[A block of data]
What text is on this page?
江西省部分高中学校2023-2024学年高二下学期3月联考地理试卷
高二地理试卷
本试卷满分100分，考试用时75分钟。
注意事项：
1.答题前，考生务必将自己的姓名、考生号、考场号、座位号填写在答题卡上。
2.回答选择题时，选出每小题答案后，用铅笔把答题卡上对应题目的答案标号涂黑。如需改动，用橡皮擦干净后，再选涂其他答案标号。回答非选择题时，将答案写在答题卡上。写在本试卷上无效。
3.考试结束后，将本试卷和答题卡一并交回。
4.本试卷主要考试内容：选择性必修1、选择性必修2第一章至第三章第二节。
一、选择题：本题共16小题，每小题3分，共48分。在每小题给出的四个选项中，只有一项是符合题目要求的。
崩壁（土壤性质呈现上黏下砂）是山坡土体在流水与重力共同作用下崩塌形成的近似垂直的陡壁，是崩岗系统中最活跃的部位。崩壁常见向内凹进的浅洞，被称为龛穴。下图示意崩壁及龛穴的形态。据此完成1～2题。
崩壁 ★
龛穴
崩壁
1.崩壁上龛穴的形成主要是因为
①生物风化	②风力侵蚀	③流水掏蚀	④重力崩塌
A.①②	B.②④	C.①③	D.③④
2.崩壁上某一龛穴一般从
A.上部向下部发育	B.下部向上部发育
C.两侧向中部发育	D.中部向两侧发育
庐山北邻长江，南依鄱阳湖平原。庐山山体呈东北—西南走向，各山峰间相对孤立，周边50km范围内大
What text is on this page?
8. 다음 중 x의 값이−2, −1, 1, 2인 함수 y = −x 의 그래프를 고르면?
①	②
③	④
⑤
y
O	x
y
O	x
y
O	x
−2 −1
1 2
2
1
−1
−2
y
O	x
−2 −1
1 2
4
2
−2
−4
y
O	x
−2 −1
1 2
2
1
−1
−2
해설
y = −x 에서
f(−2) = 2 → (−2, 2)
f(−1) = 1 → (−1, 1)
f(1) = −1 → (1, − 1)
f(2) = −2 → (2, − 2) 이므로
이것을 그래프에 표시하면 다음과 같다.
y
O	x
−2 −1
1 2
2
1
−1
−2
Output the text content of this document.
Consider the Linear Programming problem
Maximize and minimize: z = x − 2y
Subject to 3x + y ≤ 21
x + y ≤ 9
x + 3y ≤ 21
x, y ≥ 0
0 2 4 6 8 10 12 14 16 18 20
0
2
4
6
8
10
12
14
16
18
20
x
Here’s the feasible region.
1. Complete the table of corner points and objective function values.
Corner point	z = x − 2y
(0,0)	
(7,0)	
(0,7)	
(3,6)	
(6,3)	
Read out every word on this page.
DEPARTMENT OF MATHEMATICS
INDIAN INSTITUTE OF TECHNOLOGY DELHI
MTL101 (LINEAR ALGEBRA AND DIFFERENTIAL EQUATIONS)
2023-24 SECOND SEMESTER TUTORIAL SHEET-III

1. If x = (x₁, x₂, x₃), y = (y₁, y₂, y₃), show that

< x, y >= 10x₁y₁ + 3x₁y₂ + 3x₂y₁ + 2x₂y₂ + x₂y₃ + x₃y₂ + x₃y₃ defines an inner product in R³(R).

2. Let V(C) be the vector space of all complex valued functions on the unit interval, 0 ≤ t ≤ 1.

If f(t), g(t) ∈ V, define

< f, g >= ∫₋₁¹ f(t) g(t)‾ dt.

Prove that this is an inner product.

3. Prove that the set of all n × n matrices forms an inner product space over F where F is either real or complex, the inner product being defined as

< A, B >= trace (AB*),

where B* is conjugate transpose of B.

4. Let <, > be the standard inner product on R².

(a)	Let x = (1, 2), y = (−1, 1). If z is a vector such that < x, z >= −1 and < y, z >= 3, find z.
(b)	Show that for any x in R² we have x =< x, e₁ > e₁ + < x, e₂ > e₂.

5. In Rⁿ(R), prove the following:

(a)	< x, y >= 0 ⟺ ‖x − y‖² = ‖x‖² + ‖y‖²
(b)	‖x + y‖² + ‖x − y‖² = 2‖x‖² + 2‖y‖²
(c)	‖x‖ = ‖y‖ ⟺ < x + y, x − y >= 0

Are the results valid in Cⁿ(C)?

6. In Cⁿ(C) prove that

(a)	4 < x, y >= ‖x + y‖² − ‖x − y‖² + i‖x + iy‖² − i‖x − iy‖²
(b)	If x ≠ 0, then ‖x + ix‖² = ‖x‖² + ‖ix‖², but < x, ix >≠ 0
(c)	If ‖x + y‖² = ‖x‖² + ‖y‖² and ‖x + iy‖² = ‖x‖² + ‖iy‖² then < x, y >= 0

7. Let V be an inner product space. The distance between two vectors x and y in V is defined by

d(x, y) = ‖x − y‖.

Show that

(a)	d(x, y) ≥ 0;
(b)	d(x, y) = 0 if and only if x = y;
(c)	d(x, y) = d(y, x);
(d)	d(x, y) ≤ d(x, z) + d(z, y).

Short problem
Make an exact copy of every line in the data.

Task output
What text is on this page?
江西省部分高中学校2023-2024学年高二下学期3月联考地理试卷
高二地理试卷
本试卷满分100分，考试用时75分钟。
注意事项：
1.答题前，考生务必将自己的姓名、考生号、考场号、座位号填写在答题卡上。
2.回答选择题时，选出每小题答案后，用铅笔把答题卡上对应题目的答案标号涂黑。如需改动，用橡皮擦干净后，再选涂其他答案标号。回答非选择题时，将答案写在答题卡上。写在本试卷上无效。
3.考试结束后，将本试卷和答题卡一并交回。
4.本试卷主要考试内容：选择性必修1、选择性必修2第一章至第三章第二节。
一、选择题：本题共16小题，每小题3分，共48分。在每小题给出的四个选项中，只有一项是符合题目要求的。
崩壁（土壤性质呈现上黏下砂）是山坡土体在流水与重力共同作用下崩塌形成的近似垂直的陡壁，是崩岗系统中最活跃的部位。崩壁常见向内凹进的浅洞，被称为龛穴。下图示意崩壁及龛穴的形态。据此完成1～2题。
崩壁 ★
龛穴
崩壁
1.崩壁上龛穴的形成主要是因为
①生物风化	②风力侵蚀	③流水掏蚀	④重力崩塌
A.①②	B.②④	C.①③	D.③④
2.崩壁上某一龛穴一般从
A.上部向下部发育	B.下部向上部发育
C.两侧向中部发育	D.中部向两侧发育
庐山北邻长江，南依鄱阳湖平原。庐山山体呈东北—西南走向，各山峰间相对孤立，周边50km范围内大
What text is on this page?
8. 다음 중 x의 값이−2, −1, 1, 2인 함수 y = −x 의 그래프를 고르면?
①	②
③	④
⑤
y
O	x
y
O	x
y
O	x
−2 −1
1 2
2
1
−1
−2
y
O	x
−2 −1
1 2
4
2
−2
−4
y
O	x
−2 −1
1 2
2
1
−1
−2
해설
y = −x 에서
f(−2) = 2 → (−2, 2)
f(−1) = 1 → (−1, 1)
f(1) = −1 → (1, − 1)
f(2) = −2 → (2, − 2) 이므로
이것을 그래프에 표시하면 다음과 같다.
y
O	x
−2 −1
1 2
2
1
−1
−2
Output the text content of this document.
Consider the Linear Programming problem
Maximize and minimize: z = x − 2y
Subject to 3x + y ≤ 21
x + y ≤ 9
x + 3y ≤ 21
x, y ≥ 0
0 2 4 6 8 10 12 14 16 18 20
0
2
4
6
8
10
12
14
16
18
20
x
Here’s the feasible region.
1. Complete the table of corner points and objective function values.
Corner point	z = x − 2y
(0,0)	
(7,0)	
(0,7)	
(3,6)	
(6,3)	
Read out every word on this page.
DEPARTMENT OF MATHEMATICS
INDIAN INSTITUTE OF TECHNOLOGY DELHI
MTL101 (LINEAR ALGEBRA AND DIFFERENTIAL EQUATIONS)
2023-24 SECOND SEMESTER TUTORIAL SHEET-III

1. If x = (x₁, x₂, x₃), y = (y₁, y₂, y₃), show that

< x, y >= 10x₁y₁ + 3x₁y₂ + 3x₂y₁ + 2x₂y₂ + x₂y₃ + x₃y₂ + x₃y₃ defines an inner product in R³(R).

2. Let V(C) be the vector space of all complex valued functions on the unit interval, 0 ≤ t ≤ 1.

If f(t), g(t) ∈ V, define

< f, g >= ∫₋₁¹ f(t) g(t)‾ dt.

Prove that this is an inner product.

3. Prove that the set of all n × n matrices forms an inner product space over F where F is either real or complex, the inner product being defined as

< A, B >= trace (AB*),

where B* is conjugate transpose of B.

4. Let <, > be the standard inner product on R².

(a)	Let x = (1, 2), y = (−1, 1). If z is a vector such that < x, z >= −1 and < y, z >= 3, find z.
(b)	Show that for any x in R² we have x =< x, e₁ > e₁ + < x, e₂ > e₂.

5. In Rⁿ(R), prove the following:

(a)	< x, y >= 0 ⟺ ‖x − y‖² = ‖x‖² + ‖y‖²
(b)	‖x + y‖² + ‖x − y‖² = 2‖x‖² + 2‖y‖²
(c)	‖x‖ = ‖y‖ ⟺ < x + y, x − y >= 0

Are the results valid in Cⁿ(C)?

6. In Cⁿ(C) prove that

(a)	4 < x, y >= ‖x + y‖² − ‖x − y‖² + i‖x + iy‖² − i‖x − iy‖²
(b)	If x ≠ 0, then ‖x + ix‖² = ‖x‖² + ‖ix‖², but < x, ix >≠ 0
(c)	If ‖x + y‖² = ‖x‖² + ‖y‖² and ‖x + iy‖² = ‖x‖² + ‖iy‖² then < x, y >= 0

7. Let V be an inner product space. The distance between two vectors x and y in V is defined by

d(x, y) = ‖x − y‖.

Show that

(a)	d(x, y) ≥ 0;
(b)	d(x, y) = 0 if and only if x = y;
(c)	d(x, y) = d(y, x);
(d)	d(x, y) ≤ d(x, z) + d(z, y).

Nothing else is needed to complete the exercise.